Exercise aim: Reproduce the records exactly.

(Stored records)
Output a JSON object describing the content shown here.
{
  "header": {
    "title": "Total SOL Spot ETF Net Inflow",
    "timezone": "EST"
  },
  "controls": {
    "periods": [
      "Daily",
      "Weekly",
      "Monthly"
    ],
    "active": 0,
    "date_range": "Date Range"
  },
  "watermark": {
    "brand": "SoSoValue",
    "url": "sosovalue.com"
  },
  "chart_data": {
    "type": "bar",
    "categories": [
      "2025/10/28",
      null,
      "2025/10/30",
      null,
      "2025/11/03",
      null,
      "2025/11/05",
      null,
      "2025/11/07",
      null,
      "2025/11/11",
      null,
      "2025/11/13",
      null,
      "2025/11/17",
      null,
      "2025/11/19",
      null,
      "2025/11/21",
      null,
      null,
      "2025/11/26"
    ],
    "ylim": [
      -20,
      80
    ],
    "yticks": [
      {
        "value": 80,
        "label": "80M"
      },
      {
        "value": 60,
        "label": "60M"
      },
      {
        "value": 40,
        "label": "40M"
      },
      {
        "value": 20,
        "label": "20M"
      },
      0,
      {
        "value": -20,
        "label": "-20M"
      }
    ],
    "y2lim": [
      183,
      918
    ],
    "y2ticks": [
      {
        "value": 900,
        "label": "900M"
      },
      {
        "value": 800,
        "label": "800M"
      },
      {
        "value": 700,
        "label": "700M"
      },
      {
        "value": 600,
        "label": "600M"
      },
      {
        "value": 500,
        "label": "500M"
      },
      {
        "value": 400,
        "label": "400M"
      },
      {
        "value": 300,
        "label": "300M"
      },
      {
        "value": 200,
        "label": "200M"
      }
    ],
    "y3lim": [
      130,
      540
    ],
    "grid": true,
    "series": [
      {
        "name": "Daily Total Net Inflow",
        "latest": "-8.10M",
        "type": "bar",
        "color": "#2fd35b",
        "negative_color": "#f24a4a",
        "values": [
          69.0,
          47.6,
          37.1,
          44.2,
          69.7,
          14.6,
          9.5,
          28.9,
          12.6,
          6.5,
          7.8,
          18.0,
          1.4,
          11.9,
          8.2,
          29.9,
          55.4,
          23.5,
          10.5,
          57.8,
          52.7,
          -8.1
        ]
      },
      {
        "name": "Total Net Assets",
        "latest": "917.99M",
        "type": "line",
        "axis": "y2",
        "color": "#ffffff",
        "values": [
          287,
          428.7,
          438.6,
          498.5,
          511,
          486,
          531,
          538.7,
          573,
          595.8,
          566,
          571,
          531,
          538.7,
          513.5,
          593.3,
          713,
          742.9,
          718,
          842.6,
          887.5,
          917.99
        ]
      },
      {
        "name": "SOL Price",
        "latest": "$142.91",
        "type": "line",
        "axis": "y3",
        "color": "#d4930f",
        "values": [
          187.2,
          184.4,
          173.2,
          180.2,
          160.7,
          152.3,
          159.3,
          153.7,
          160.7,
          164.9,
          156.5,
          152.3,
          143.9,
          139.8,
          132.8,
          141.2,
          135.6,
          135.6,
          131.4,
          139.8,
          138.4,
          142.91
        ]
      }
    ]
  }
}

Solved problem:
Output a JSON object describing the content shown here.
{
  "header": {
    "title": "Total SOL Spot ETF Net Inflow",
    "timezone": "EST"
  },
  "controls": {
    "periods": [
      "Daily",
      "Weekly",
      "Monthly"
    ],
    "active": 0,
    "date_range": "Date Range"
  },
  "watermark": {
    "brand": "SoSoValue",
    "url": "sosovalue.com"
  },
  "chart_data": {
    "type": "bar",
    "categories": [
      "2025/10/28",
      null,
      "2025/10/30",
      null,
      "2025/11/03",
      null,
      "2025/11/05",
      null,
      "2025/11/07",
      null,
      "2025/11/11",
      null,
      "2025/11/13",
      null,
      "2025/11/17",
      null,
      "2025/11/19",
      null,
      "2025/11/21",
      null,
      null,
      "2025/11/26"
    ],
    "ylim": [
      -20,
      80
    ],
    "yticks": [
      {
        "value": 80,
        "label": "80M"
      },
      {
        "value": 60,
        "label": "60M"
      },
      {
        "value": 40,
        "label": "40M"
      },
      {
        "value": 20,
        "label": "20M"
      },
      0,
      {
        "value": -20,
        "label": "-20M"
      }
    ],
    "y2lim": [
      183,
      918
    ],
    "y2ticks": [
      {
        "value": 900,
        "label": "900M"
      },
      {
        "value": 800,
        "label": "800M"
      },
      {
        "value": 700,
        "label": "700M"
      },
      {
        "value": 600,
        "label": "600M"
      },
      {
        "value": 500,
        "label": "500M"
      },
      {
        "value": 400,
        "label": "400M"
      },
      {
        "value": 300,
        "label": "300M"
      },
      {
        "value": 200,
        "label": "200M"
      }
    ],
    "y3lim": [
      130,
      540
    ],
    "grid": true,
    "series": [
      {
        "name": "Daily Total Net Inflow",
        "latest": "-8.10M",
        "type": "bar",
        "color": "#2fd35b",
        "negative_color": "#f24a4a",
        "values": [
          69.0,
          47.6,
          37.1,
          44.2,
          69.7,
          14.6,
          9.5,
          28.9,
          12.6,
          6.5,
          7.8,
          18.0,
          1.4,
          11.9,
          8.2,
          29.9,
          55.4,
          23.5,
          10.5,
          57.8,
          52.7,
          -8.1
        ]
      },
      {
        "name": "Total Net Assets",
        "latest": "917.99M",
        "type": "line",
        "axis": "y2",
        "color": "#ffffff",
        "values": [
          287,
          428.7,
          438.6,
          498.5,
          511,
          486,
          531,
          538.7,
          573,
          595.8,
          566,
          571,
          531,
          538.7,
          513.5,
          593.3,
          713,
          742.9,
          718,
          842.6,
          887.5,
          917.99
        ]
      },
      {
        "name": "SOL Price",
        "latest": "$142.91",
        "type": "line",
        "axis": "y3",
        "color": "#d4930f",
        "values": [
          187.2,
          184.4,
          173.2,
          180.2,
          160.7,
          152.3,
          159.3,
          153.7,
          160.7,
          164.9,
          156.5,
          152.3,
          143.9,
          139.8,
          132.8,
          141.2,
          135.6,
          135.6,
          131.4,
          139.8,
          138.4,
          142.91
        ]
      }
    ]
  }
}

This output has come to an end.